YOUR OBJECTIVE -> With the pictures left out, return exactly the lines from the one containing "Convert this document image to plain text." through the end of the listing below.

THE RECORDS ->
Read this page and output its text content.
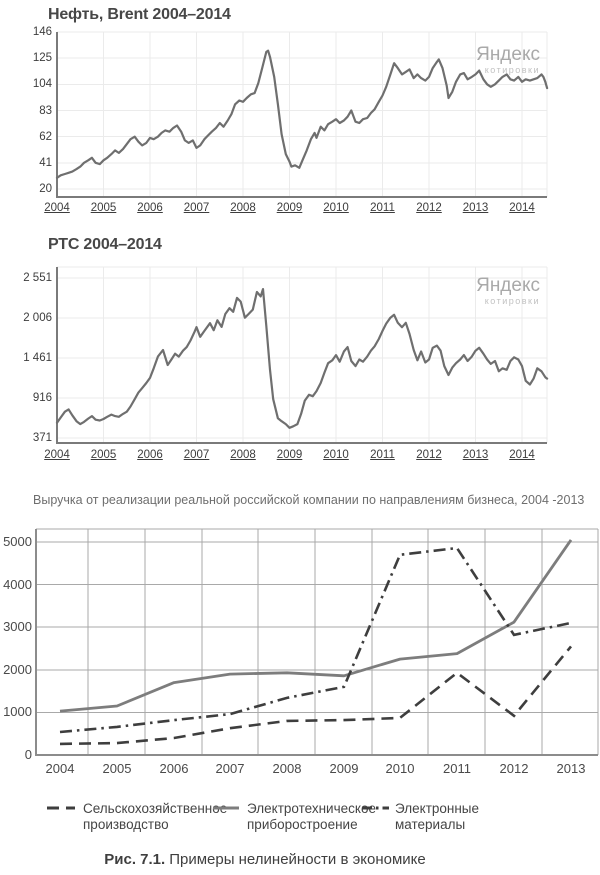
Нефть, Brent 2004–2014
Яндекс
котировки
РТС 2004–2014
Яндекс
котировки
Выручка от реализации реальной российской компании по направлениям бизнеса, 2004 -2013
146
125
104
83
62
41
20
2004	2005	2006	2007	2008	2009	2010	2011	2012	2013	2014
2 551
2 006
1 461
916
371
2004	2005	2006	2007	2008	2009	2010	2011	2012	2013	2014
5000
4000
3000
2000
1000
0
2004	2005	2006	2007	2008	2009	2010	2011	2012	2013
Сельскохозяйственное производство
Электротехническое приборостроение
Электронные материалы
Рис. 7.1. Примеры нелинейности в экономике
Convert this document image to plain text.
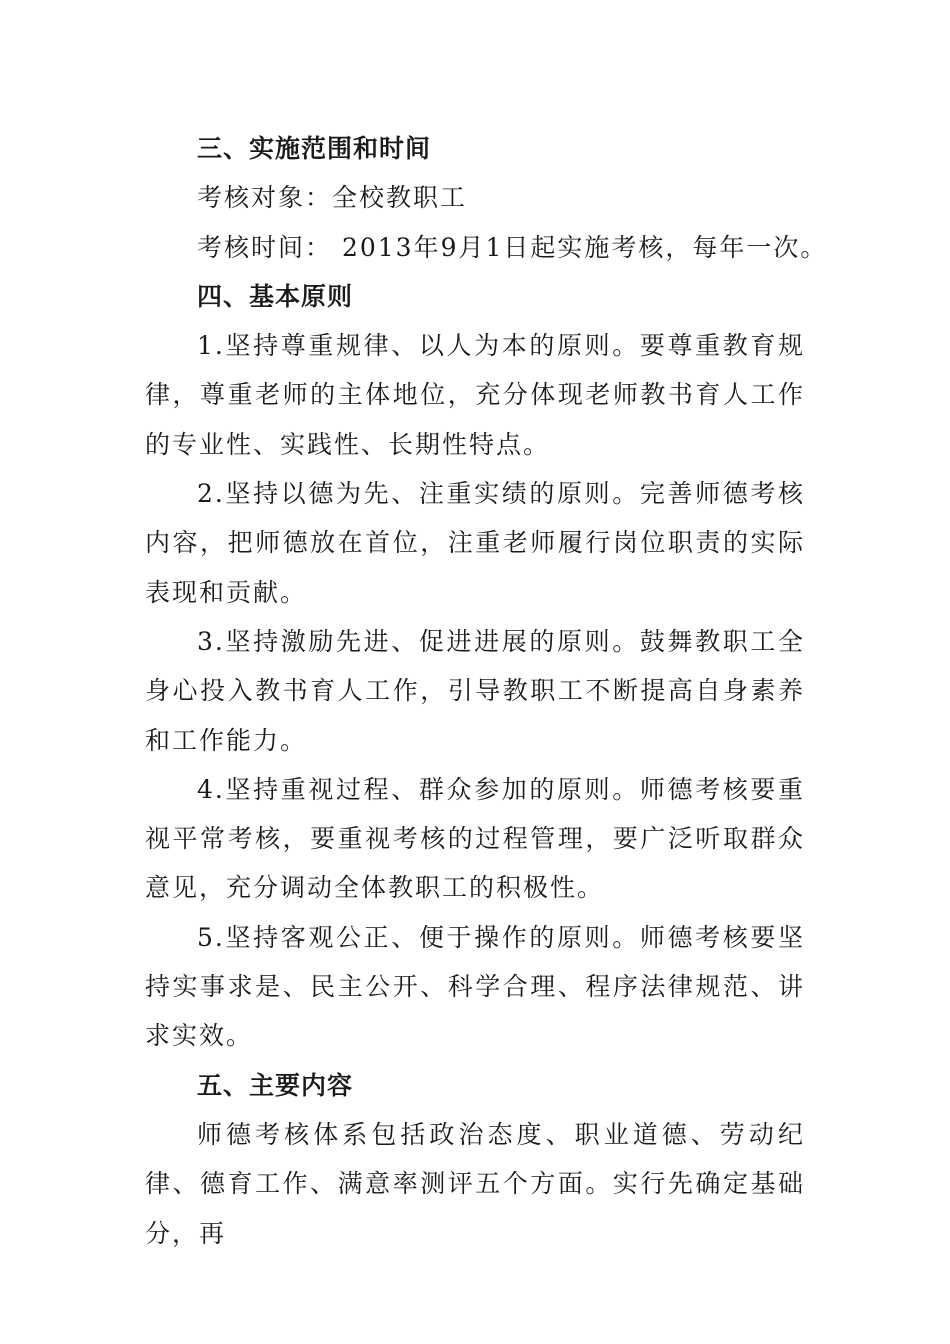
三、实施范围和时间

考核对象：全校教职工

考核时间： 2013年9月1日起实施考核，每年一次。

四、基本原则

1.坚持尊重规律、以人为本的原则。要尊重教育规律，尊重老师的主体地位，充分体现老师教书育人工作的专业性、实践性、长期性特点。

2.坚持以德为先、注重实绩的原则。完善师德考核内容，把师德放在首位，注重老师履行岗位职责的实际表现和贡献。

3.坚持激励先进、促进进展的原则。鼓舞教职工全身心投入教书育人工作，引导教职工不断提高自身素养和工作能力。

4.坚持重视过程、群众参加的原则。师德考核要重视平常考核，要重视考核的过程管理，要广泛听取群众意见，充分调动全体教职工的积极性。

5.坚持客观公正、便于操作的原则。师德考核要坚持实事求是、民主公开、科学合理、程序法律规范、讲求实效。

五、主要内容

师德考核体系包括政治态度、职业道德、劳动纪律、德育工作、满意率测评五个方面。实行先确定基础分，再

REPLY TO THE EXERCISE ->
Convert this document image to plain text.
三、实施范围和时间

考核对象：全校教职工

考核时间： 2013年9月1日起实施考核，每年一次。

四、基本原则

1.坚持尊重规律、以人为本的原则。要尊重教育规律，尊重老师的主体地位，充分体现老师教书育人工作的专业性、实践性、长期性特点。

2.坚持以德为先、注重实绩的原则。完善师德考核内容，把师德放在首位，注重老师履行岗位职责的实际表现和贡献。

3.坚持激励先进、促进进展的原则。鼓舞教职工全身心投入教书育人工作，引导教职工不断提高自身素养和工作能力。

4.坚持重视过程、群众参加的原则。师德考核要重视平常考核，要重视考核的过程管理，要广泛听取群众意见，充分调动全体教职工的积极性。

5.坚持客观公正、便于操作的原则。师德考核要坚持实事求是、民主公开、科学合理、程序法律规范、讲求实效。

五、主要内容

师德考核体系包括政治态度、职业道德、劳动纪律、德育工作、满意率测评五个方面。实行先确定基础分，再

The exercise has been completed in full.